* REQUIRED WORK *
Every record below should be written out exactly; pictures stay out.

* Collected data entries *

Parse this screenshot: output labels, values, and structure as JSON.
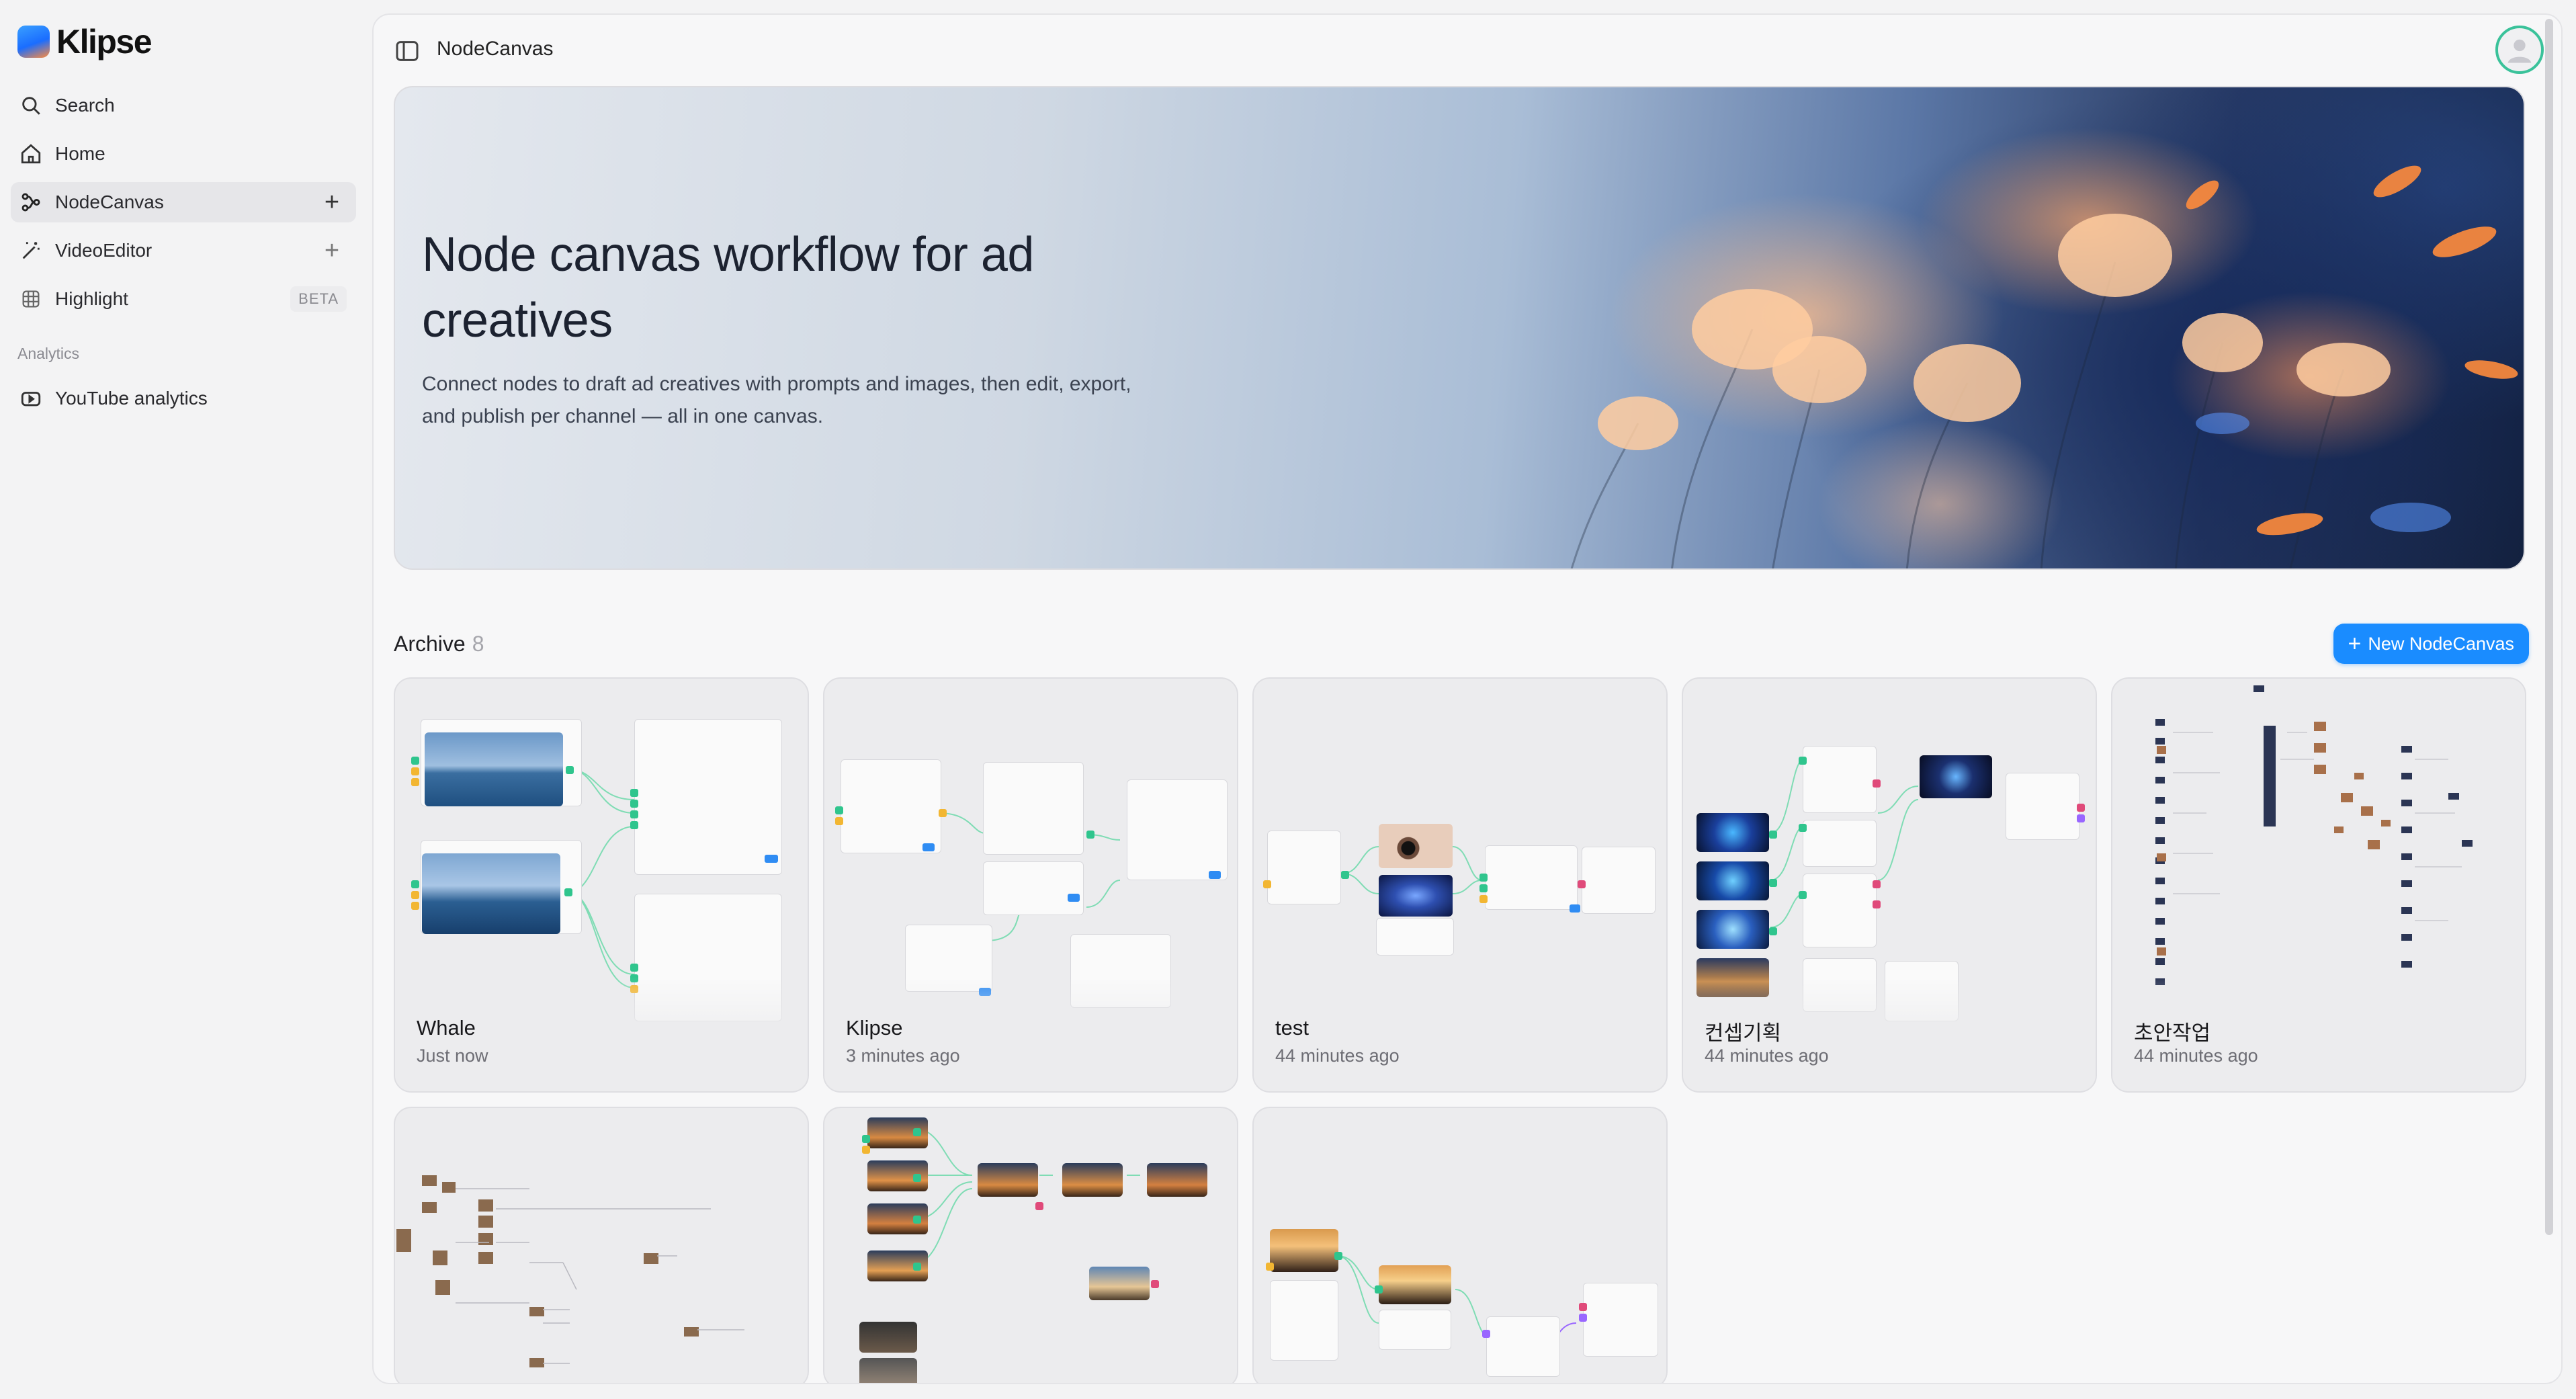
{
  "brand": {
    "name": "Klipse"
  },
  "sidebar": {
    "items": [
      {
        "label": "Search",
        "icon": "search-icon"
      },
      {
        "label": "Home",
        "icon": "home-icon"
      },
      {
        "label": "NodeCanvas",
        "icon": "node-graph-icon",
        "active": true
      },
      {
        "label": "VideoEditor",
        "icon": "magic-wand-icon"
      },
      {
        "label": "Highlight",
        "icon": "grid-icon",
        "badge": "BETA"
      }
    ],
    "section": "Analytics",
    "analytics": [
      {
        "label": "YouTube analytics",
        "icon": "youtube-icon"
      }
    ]
  },
  "topbar": {
    "title": "NodeCanvas"
  },
  "hero": {
    "title": "Node canvas workflow for ad creatives",
    "description": "Connect nodes to draft ad creatives with prompts and images, then edit, export, and publish per channel — all in one canvas."
  },
  "archive": {
    "label": "Archive",
    "count": "8",
    "new_button": "New NodeCanvas",
    "cards": [
      {
        "title": "Whale",
        "time": "Just now"
      },
      {
        "title": "Klipse",
        "time": "3 minutes ago"
      },
      {
        "title": "test",
        "time": "44 minutes ago"
      },
      {
        "title": "컨셉기획",
        "time": "44 minutes ago"
      },
      {
        "title": "초안작업",
        "time": "44 minutes ago"
      },
      {
        "title": "",
        "time": ""
      },
      {
        "title": "",
        "time": ""
      },
      {
        "title": "",
        "time": ""
      }
    ]
  },
  "colors": {
    "accent": "#1a8cff",
    "avatar_ring": "#3ac29a",
    "port_green": "#2fc58d",
    "port_yellow": "#f2b632"
  }
}
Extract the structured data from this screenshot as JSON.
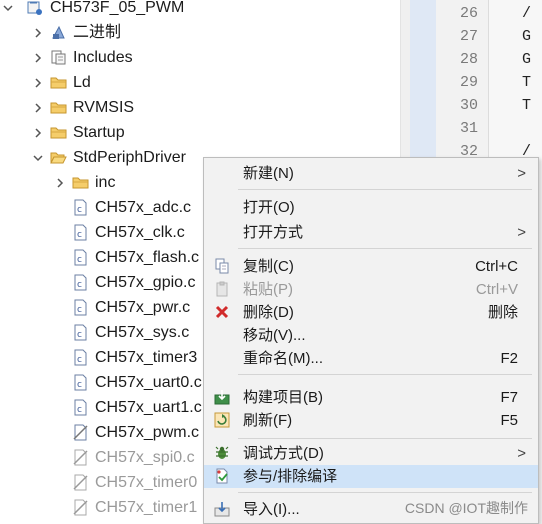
{
  "tree": {
    "project": "CH573F_05_PWM",
    "folders": [
      {
        "label": "二进制",
        "icon": "binaries-icon"
      },
      {
        "label": "Includes",
        "icon": "includes-icon"
      },
      {
        "label": "Ld",
        "icon": "folder-icon"
      },
      {
        "label": "RVMSIS",
        "icon": "folder-icon"
      },
      {
        "label": "Startup",
        "icon": "folder-icon"
      },
      {
        "label": "StdPeriphDriver",
        "icon": "folder-open-icon"
      }
    ],
    "subfolder": "inc",
    "files": [
      {
        "label": "CH57x_adc.c",
        "disabled": false
      },
      {
        "label": "CH57x_clk.c",
        "disabled": false
      },
      {
        "label": "CH57x_flash.c",
        "disabled": false
      },
      {
        "label": "CH57x_gpio.c",
        "disabled": false
      },
      {
        "label": "CH57x_pwr.c",
        "disabled": false
      },
      {
        "label": "CH57x_sys.c",
        "disabled": false
      },
      {
        "label": "CH57x_timer3",
        "disabled": false
      },
      {
        "label": "CH57x_uart0.c",
        "disabled": false
      },
      {
        "label": "CH57x_uart1.c",
        "disabled": false
      },
      {
        "label": "CH57x_pwm.c",
        "disabled": false
      },
      {
        "label": "CH57x_spi0.c",
        "disabled": true
      },
      {
        "label": "CH57x_timer0",
        "disabled": true
      },
      {
        "label": "CH57x_timer1",
        "disabled": true
      }
    ]
  },
  "editor": {
    "lines": [
      "26",
      "27",
      "28",
      "29",
      "30",
      "31",
      "32"
    ],
    "code": [
      "/",
      "G",
      "G",
      "T",
      "T",
      "",
      "/"
    ]
  },
  "menu": {
    "new": {
      "label": "新建(N)",
      "arrow": ">"
    },
    "open": {
      "label": "打开(O)"
    },
    "open_with": {
      "label": "打开方式",
      "arrow": ">"
    },
    "copy": {
      "label": "复制(C)",
      "shortcut": "Ctrl+C"
    },
    "paste": {
      "label": "粘贴(P)",
      "shortcut": "Ctrl+V"
    },
    "delete": {
      "label": "删除(D)",
      "shortcut": "删除"
    },
    "move": {
      "label": "移动(V)..."
    },
    "rename": {
      "label": "重命名(M)...",
      "shortcut": "F2"
    },
    "build": {
      "label": "构建项目(B)",
      "shortcut": "F7"
    },
    "refresh": {
      "label": "刷新(F)",
      "shortcut": "F5"
    },
    "debug_as": {
      "label": "调试方式(D)",
      "arrow": ">"
    },
    "exclude": {
      "label": "参与/排除编译"
    },
    "import": {
      "label": "导入(I)..."
    }
  },
  "watermark": "CSDN @IOT趣制作",
  "colors": {
    "highlight": "#cfe3f8",
    "folder": "#e8b84a",
    "delete_x": "#d12b2b"
  }
}
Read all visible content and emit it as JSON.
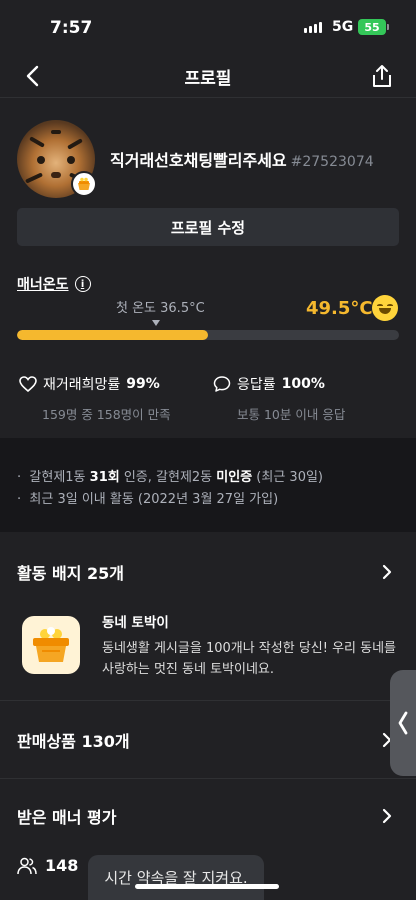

* SOLUTION FOR THIS EXERCISE *
Parse this screenshot: output labels, values, and structure as JSON.
{
  "brand": {
    "name": "Klipse"
  },
  "sidebar": {
    "items": [
      {
        "label": "Search",
        "icon": "search-icon"
      },
      {
        "label": "Home",
        "icon": "home-icon"
      },
      {
        "label": "NodeCanvas",
        "icon": "node-graph-icon",
        "active": true
      },
      {
        "label": "VideoEditor",
        "icon": "magic-wand-icon"
      },
      {
        "label": "Highlight",
        "icon": "grid-icon",
        "badge": "BETA"
      }
    ],
    "section": "Analytics",
    "analytics": [
      {
        "label": "YouTube analytics",
        "icon": "youtube-icon"
      }
    ]
  },
  "topbar": {
    "title": "NodeCanvas"
  },
  "hero": {
    "title": "Node canvas workflow for ad creatives",
    "description": "Connect nodes to draft ad creatives with prompts and images, then edit, export, and publish per channel — all in one canvas."
  },
  "archive": {
    "label": "Archive",
    "count": "8",
    "new_button": "New NodeCanvas",
    "cards": [
      {
        "title": "Whale",
        "time": "Just now"
      },
      {
        "title": "Klipse",
        "time": "3 minutes ago"
      },
      {
        "title": "test",
        "time": "44 minutes ago"
      },
      {
        "title": "컨셉기획",
        "time": "44 minutes ago"
      },
      {
        "title": "초안작업",
        "time": "44 minutes ago"
      },
      {
        "title": "",
        "time": ""
      },
      {
        "title": "",
        "time": ""
      },
      {
        "title": "",
        "time": ""
      }
    ]
  },
  "colors": {
    "accent": "#1a8cff",
    "avatar_ring": "#3ac29a",
    "port_green": "#2fc58d",
    "port_yellow": "#f2b632"
  }
}
Extract the structured data from this screenshot as JSON.
{
  "tree": {
    "project": "CH573F_05_PWM",
    "folders": [
      {
        "label": "二进制",
        "icon": "binaries-icon"
      },
      {
        "label": "Includes",
        "icon": "includes-icon"
      },
      {
        "label": "Ld",
        "icon": "folder-icon"
      },
      {
        "label": "RVMSIS",
        "icon": "folder-icon"
      },
      {
        "label": "Startup",
        "icon": "folder-icon"
      },
      {
        "label": "StdPeriphDriver",
        "icon": "folder-open-icon"
      }
    ],
    "subfolder": "inc",
    "files": [
      {
        "label": "CH57x_adc.c",
        "disabled": false
      },
      {
        "label": "CH57x_clk.c",
        "disabled": false
      },
      {
        "label": "CH57x_flash.c",
        "disabled": false
      },
      {
        "label": "CH57x_gpio.c",
        "disabled": false
      },
      {
        "label": "CH57x_pwr.c",
        "disabled": false
      },
      {
        "label": "CH57x_sys.c",
        "disabled": false
      },
      {
        "label": "CH57x_timer3",
        "disabled": false
      },
      {
        "label": "CH57x_uart0.c",
        "disabled": false
      },
      {
        "label": "CH57x_uart1.c",
        "disabled": false
      },
      {
        "label": "CH57x_pwm.c",
        "disabled": false
      },
      {
        "label": "CH57x_spi0.c",
        "disabled": true
      },
      {
        "label": "CH57x_timer0",
        "disabled": true
      },
      {
        "label": "CH57x_timer1",
        "disabled": true
      }
    ]
  },
  "editor": {
    "lines": [
      "26",
      "27",
      "28",
      "29",
      "30",
      "31",
      "32"
    ],
    "code": [
      "/",
      "G",
      "G",
      "T",
      "T",
      "",
      "/"
    ]
  },
  "menu": {
    "new": {
      "label": "新建(N)",
      "arrow": ">"
    },
    "open": {
      "label": "打开(O)"
    },
    "open_with": {
      "label": "打开方式",
      "arrow": ">"
    },
    "copy": {
      "label": "复制(C)",
      "shortcut": "Ctrl+C"
    },
    "paste": {
      "label": "粘贴(P)",
      "shortcut": "Ctrl+V"
    },
    "delete": {
      "label": "删除(D)",
      "shortcut": "删除"
    },
    "move": {
      "label": "移动(V)..."
    },
    "rename": {
      "label": "重命名(M)...",
      "shortcut": "F2"
    },
    "build": {
      "label": "构建项目(B)",
      "shortcut": "F7"
    },
    "refresh": {
      "label": "刷新(F)",
      "shortcut": "F5"
    },
    "debug_as": {
      "label": "调试方式(D)",
      "arrow": ">"
    },
    "exclude": {
      "label": "参与/排除编译"
    },
    "import": {
      "label": "导入(I)..."
    }
  },
  "watermark": "CSDN @IOT趣制作",
  "colors": {
    "highlight": "#cfe3f8",
    "folder": "#e8b84a",
    "delete_x": "#d12b2b"
  }
}
Read all visible content and emit it as JSON.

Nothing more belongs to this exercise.